Written request — Return every record below exactly as written, but leave out the pictures.
---------- Items
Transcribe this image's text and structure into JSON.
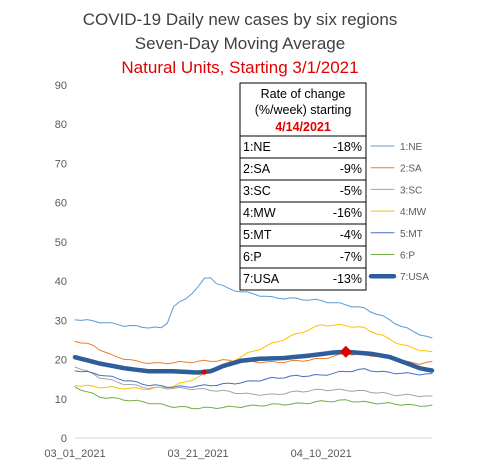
{
  "chart_data": {
    "type": "line",
    "title": "COVID-19 Daily new cases by six regions",
    "subtitle": "Seven-Day Moving Average",
    "subtitle2": "Natural Units, Starting 3/1/2021",
    "ylim": [
      0,
      90
    ],
    "yticks": [
      0,
      10,
      20,
      30,
      40,
      50,
      60,
      70,
      80,
      90
    ],
    "x_start": "2021-03-01",
    "x_ticks": [
      {
        "label": "03_01_2021",
        "day": 0
      },
      {
        "label": "03_21_2021",
        "day": 20
      },
      {
        "label": "04_10_2021",
        "day": 40
      }
    ],
    "n_days": 59,
    "grid": false,
    "legend_position": "right",
    "table": {
      "header_line1": "Rate of change",
      "header_line2": "(%/week) starting",
      "header_date": "4/14/2021",
      "rows": [
        {
          "region": "1:NE",
          "value": "-18%"
        },
        {
          "region": "2:SA",
          "value": "-9%"
        },
        {
          "region": "3:SC",
          "value": "-5%"
        },
        {
          "region": "4:MW",
          "value": "-16%"
        },
        {
          "region": "5:MT",
          "value": "-4%"
        },
        {
          "region": "6:P",
          "value": "-7%"
        },
        {
          "region": "7:USA",
          "value": "-13%"
        }
      ]
    },
    "series": [
      {
        "name": "1:NE",
        "color": "#5b9bd5",
        "width": 1,
        "keys": [
          [
            0,
            30.3
          ],
          [
            4,
            29.6
          ],
          [
            8,
            28.7
          ],
          [
            12,
            28.2
          ],
          [
            14,
            28.0
          ],
          [
            15,
            29.5
          ],
          [
            16,
            33.5
          ],
          [
            18,
            35.5
          ],
          [
            19,
            37
          ],
          [
            20,
            38.5
          ],
          [
            21,
            40.5
          ],
          [
            22,
            41
          ],
          [
            23,
            39.5
          ],
          [
            25,
            38
          ],
          [
            28,
            37
          ],
          [
            32,
            35.8
          ],
          [
            36,
            35.5
          ],
          [
            40,
            35
          ],
          [
            44,
            34
          ],
          [
            47,
            33
          ],
          [
            50,
            31
          ],
          [
            53,
            28.5
          ],
          [
            56,
            26.5
          ],
          [
            58,
            25.3
          ]
        ]
      },
      {
        "name": "2:SA",
        "color": "#ed7d31",
        "width": 1,
        "keys": [
          [
            0,
            24.8
          ],
          [
            3,
            23.5
          ],
          [
            6,
            21
          ],
          [
            10,
            19.5
          ],
          [
            13,
            19.0
          ],
          [
            16,
            19.2
          ],
          [
            20,
            19.5
          ],
          [
            24,
            19.8
          ],
          [
            28,
            19.5
          ],
          [
            32,
            19.3
          ],
          [
            36,
            19.6
          ],
          [
            40,
            20.2
          ],
          [
            44,
            21.5
          ],
          [
            47,
            21.2
          ],
          [
            50,
            20.8
          ],
          [
            53,
            19.5
          ],
          [
            56,
            19.0
          ],
          [
            58,
            19.3
          ]
        ]
      },
      {
        "name": "3:SC",
        "color": "#a5a5a5",
        "width": 1,
        "keys": [
          [
            0,
            18.3
          ],
          [
            4,
            15.5
          ],
          [
            8,
            13.8
          ],
          [
            12,
            12.8
          ],
          [
            16,
            12.7
          ],
          [
            20,
            12.5
          ],
          [
            24,
            12.0
          ],
          [
            28,
            11.2
          ],
          [
            32,
            11.0
          ],
          [
            36,
            11.8
          ],
          [
            40,
            12.3
          ],
          [
            44,
            12.2
          ],
          [
            48,
            11.8
          ],
          [
            52,
            11.0
          ],
          [
            55,
            10.9
          ],
          [
            58,
            10.5
          ]
        ]
      },
      {
        "name": "4:MW",
        "color": "#ffc000",
        "width": 1,
        "keys": [
          [
            0,
            13.5
          ],
          [
            4,
            13.0
          ],
          [
            8,
            12.7
          ],
          [
            12,
            12.5
          ],
          [
            16,
            13.2
          ],
          [
            20,
            15.5
          ],
          [
            24,
            18.5
          ],
          [
            28,
            21.5
          ],
          [
            32,
            24
          ],
          [
            36,
            26.5
          ],
          [
            40,
            28.8
          ],
          [
            44,
            28.7
          ],
          [
            47,
            28.0
          ],
          [
            50,
            26.0
          ],
          [
            53,
            23.8
          ],
          [
            56,
            22.5
          ],
          [
            58,
            21.8
          ]
        ]
      },
      {
        "name": "5:MT",
        "color": "#4472c4",
        "width": 1,
        "keys": [
          [
            0,
            17.3
          ],
          [
            4,
            16.2
          ],
          [
            8,
            14.8
          ],
          [
            12,
            13.5
          ],
          [
            16,
            13.0
          ],
          [
            20,
            13.2
          ],
          [
            24,
            13.7
          ],
          [
            28,
            14.3
          ],
          [
            32,
            15.2
          ],
          [
            36,
            15.8
          ],
          [
            40,
            16.0
          ],
          [
            44,
            17.0
          ],
          [
            47,
            17.5
          ],
          [
            50,
            16.8
          ],
          [
            53,
            16.5
          ],
          [
            56,
            16.3
          ],
          [
            58,
            16.2
          ]
        ]
      },
      {
        "name": "6:P",
        "color": "#70ad47",
        "width": 1,
        "keys": [
          [
            0,
            13.0
          ],
          [
            4,
            10.5
          ],
          [
            8,
            9.8
          ],
          [
            12,
            9.0
          ],
          [
            16,
            8.0
          ],
          [
            20,
            7.6
          ],
          [
            24,
            7.8
          ],
          [
            28,
            8.1
          ],
          [
            32,
            8.5
          ],
          [
            36,
            8.7
          ],
          [
            40,
            9.3
          ],
          [
            44,
            9.6
          ],
          [
            48,
            9.0
          ],
          [
            52,
            8.7
          ],
          [
            55,
            8.3
          ],
          [
            58,
            8.2
          ]
        ]
      },
      {
        "name": "7:USA",
        "color": "#2e5d9b",
        "width": 4.5,
        "keys": [
          [
            0,
            20.6
          ],
          [
            4,
            19.0
          ],
          [
            8,
            17.8
          ],
          [
            12,
            17.0
          ],
          [
            16,
            17.0
          ],
          [
            20,
            16.7
          ],
          [
            22,
            17.0
          ],
          [
            24,
            18.3
          ],
          [
            27,
            19.7
          ],
          [
            30,
            20.2
          ],
          [
            34,
            20.4
          ],
          [
            38,
            21.0
          ],
          [
            42,
            21.8
          ],
          [
            44,
            22.0
          ],
          [
            48,
            21.5
          ],
          [
            51,
            20.7
          ],
          [
            54,
            19.0
          ],
          [
            56,
            17.8
          ],
          [
            58,
            17.2
          ]
        ]
      }
    ],
    "markers": [
      {
        "series": "7:USA",
        "day": 21,
        "value": 16.8,
        "color": "#e00000",
        "shape": "diamond-small"
      },
      {
        "series": "7:USA",
        "day": 44,
        "value": 22.0,
        "color": "#e00000",
        "shape": "diamond"
      }
    ]
  }
}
--------------------
Reply to the task —
Transcribe this image's text and structure into JSON.
{
  "chart_data": {
    "type": "line",
    "title": "COVID-19 Daily new cases by six regions",
    "subtitle": "Seven-Day Moving Average",
    "subtitle2": "Natural Units, Starting 3/1/2021",
    "ylim": [
      0,
      90
    ],
    "yticks": [
      0,
      10,
      20,
      30,
      40,
      50,
      60,
      70,
      80,
      90
    ],
    "x_start": "2021-03-01",
    "x_ticks": [
      {
        "label": "03_01_2021",
        "day": 0
      },
      {
        "label": "03_21_2021",
        "day": 20
      },
      {
        "label": "04_10_2021",
        "day": 40
      }
    ],
    "n_days": 59,
    "grid": false,
    "legend_position": "right",
    "table": {
      "header_line1": "Rate of change",
      "header_line2": "(%/week) starting",
      "header_date": "4/14/2021",
      "rows": [
        {
          "region": "1:NE",
          "value": "-18%"
        },
        {
          "region": "2:SA",
          "value": "-9%"
        },
        {
          "region": "3:SC",
          "value": "-5%"
        },
        {
          "region": "4:MW",
          "value": "-16%"
        },
        {
          "region": "5:MT",
          "value": "-4%"
        },
        {
          "region": "6:P",
          "value": "-7%"
        },
        {
          "region": "7:USA",
          "value": "-13%"
        }
      ]
    },
    "series": [
      {
        "name": "1:NE",
        "color": "#5b9bd5",
        "width": 1,
        "keys": [
          [
            0,
            30.3
          ],
          [
            4,
            29.6
          ],
          [
            8,
            28.7
          ],
          [
            12,
            28.2
          ],
          [
            14,
            28.0
          ],
          [
            15,
            29.5
          ],
          [
            16,
            33.5
          ],
          [
            18,
            35.5
          ],
          [
            19,
            37
          ],
          [
            20,
            38.5
          ],
          [
            21,
            40.5
          ],
          [
            22,
            41
          ],
          [
            23,
            39.5
          ],
          [
            25,
            38
          ],
          [
            28,
            37
          ],
          [
            32,
            35.8
          ],
          [
            36,
            35.5
          ],
          [
            40,
            35
          ],
          [
            44,
            34
          ],
          [
            47,
            33
          ],
          [
            50,
            31
          ],
          [
            53,
            28.5
          ],
          [
            56,
            26.5
          ],
          [
            58,
            25.3
          ]
        ]
      },
      {
        "name": "2:SA",
        "color": "#ed7d31",
        "width": 1,
        "keys": [
          [
            0,
            24.8
          ],
          [
            3,
            23.5
          ],
          [
            6,
            21
          ],
          [
            10,
            19.5
          ],
          [
            13,
            19.0
          ],
          [
            16,
            19.2
          ],
          [
            20,
            19.5
          ],
          [
            24,
            19.8
          ],
          [
            28,
            19.5
          ],
          [
            32,
            19.3
          ],
          [
            36,
            19.6
          ],
          [
            40,
            20.2
          ],
          [
            44,
            21.5
          ],
          [
            47,
            21.2
          ],
          [
            50,
            20.8
          ],
          [
            53,
            19.5
          ],
          [
            56,
            19.0
          ],
          [
            58,
            19.3
          ]
        ]
      },
      {
        "name": "3:SC",
        "color": "#a5a5a5",
        "width": 1,
        "keys": [
          [
            0,
            18.3
          ],
          [
            4,
            15.5
          ],
          [
            8,
            13.8
          ],
          [
            12,
            12.8
          ],
          [
            16,
            12.7
          ],
          [
            20,
            12.5
          ],
          [
            24,
            12.0
          ],
          [
            28,
            11.2
          ],
          [
            32,
            11.0
          ],
          [
            36,
            11.8
          ],
          [
            40,
            12.3
          ],
          [
            44,
            12.2
          ],
          [
            48,
            11.8
          ],
          [
            52,
            11.0
          ],
          [
            55,
            10.9
          ],
          [
            58,
            10.5
          ]
        ]
      },
      {
        "name": "4:MW",
        "color": "#ffc000",
        "width": 1,
        "keys": [
          [
            0,
            13.5
          ],
          [
            4,
            13.0
          ],
          [
            8,
            12.7
          ],
          [
            12,
            12.5
          ],
          [
            16,
            13.2
          ],
          [
            20,
            15.5
          ],
          [
            24,
            18.5
          ],
          [
            28,
            21.5
          ],
          [
            32,
            24
          ],
          [
            36,
            26.5
          ],
          [
            40,
            28.8
          ],
          [
            44,
            28.7
          ],
          [
            47,
            28.0
          ],
          [
            50,
            26.0
          ],
          [
            53,
            23.8
          ],
          [
            56,
            22.5
          ],
          [
            58,
            21.8
          ]
        ]
      },
      {
        "name": "5:MT",
        "color": "#4472c4",
        "width": 1,
        "keys": [
          [
            0,
            17.3
          ],
          [
            4,
            16.2
          ],
          [
            8,
            14.8
          ],
          [
            12,
            13.5
          ],
          [
            16,
            13.0
          ],
          [
            20,
            13.2
          ],
          [
            24,
            13.7
          ],
          [
            28,
            14.3
          ],
          [
            32,
            15.2
          ],
          [
            36,
            15.8
          ],
          [
            40,
            16.0
          ],
          [
            44,
            17.0
          ],
          [
            47,
            17.5
          ],
          [
            50,
            16.8
          ],
          [
            53,
            16.5
          ],
          [
            56,
            16.3
          ],
          [
            58,
            16.2
          ]
        ]
      },
      {
        "name": "6:P",
        "color": "#70ad47",
        "width": 1,
        "keys": [
          [
            0,
            13.0
          ],
          [
            4,
            10.5
          ],
          [
            8,
            9.8
          ],
          [
            12,
            9.0
          ],
          [
            16,
            8.0
          ],
          [
            20,
            7.6
          ],
          [
            24,
            7.8
          ],
          [
            28,
            8.1
          ],
          [
            32,
            8.5
          ],
          [
            36,
            8.7
          ],
          [
            40,
            9.3
          ],
          [
            44,
            9.6
          ],
          [
            48,
            9.0
          ],
          [
            52,
            8.7
          ],
          [
            55,
            8.3
          ],
          [
            58,
            8.2
          ]
        ]
      },
      {
        "name": "7:USA",
        "color": "#2e5d9b",
        "width": 4.5,
        "keys": [
          [
            0,
            20.6
          ],
          [
            4,
            19.0
          ],
          [
            8,
            17.8
          ],
          [
            12,
            17.0
          ],
          [
            16,
            17.0
          ],
          [
            20,
            16.7
          ],
          [
            22,
            17.0
          ],
          [
            24,
            18.3
          ],
          [
            27,
            19.7
          ],
          [
            30,
            20.2
          ],
          [
            34,
            20.4
          ],
          [
            38,
            21.0
          ],
          [
            42,
            21.8
          ],
          [
            44,
            22.0
          ],
          [
            48,
            21.5
          ],
          [
            51,
            20.7
          ],
          [
            54,
            19.0
          ],
          [
            56,
            17.8
          ],
          [
            58,
            17.2
          ]
        ]
      }
    ],
    "markers": [
      {
        "series": "7:USA",
        "day": 21,
        "value": 16.8,
        "color": "#e00000",
        "shape": "diamond-small"
      },
      {
        "series": "7:USA",
        "day": 44,
        "value": 22.0,
        "color": "#e00000",
        "shape": "diamond"
      }
    ]
  }
}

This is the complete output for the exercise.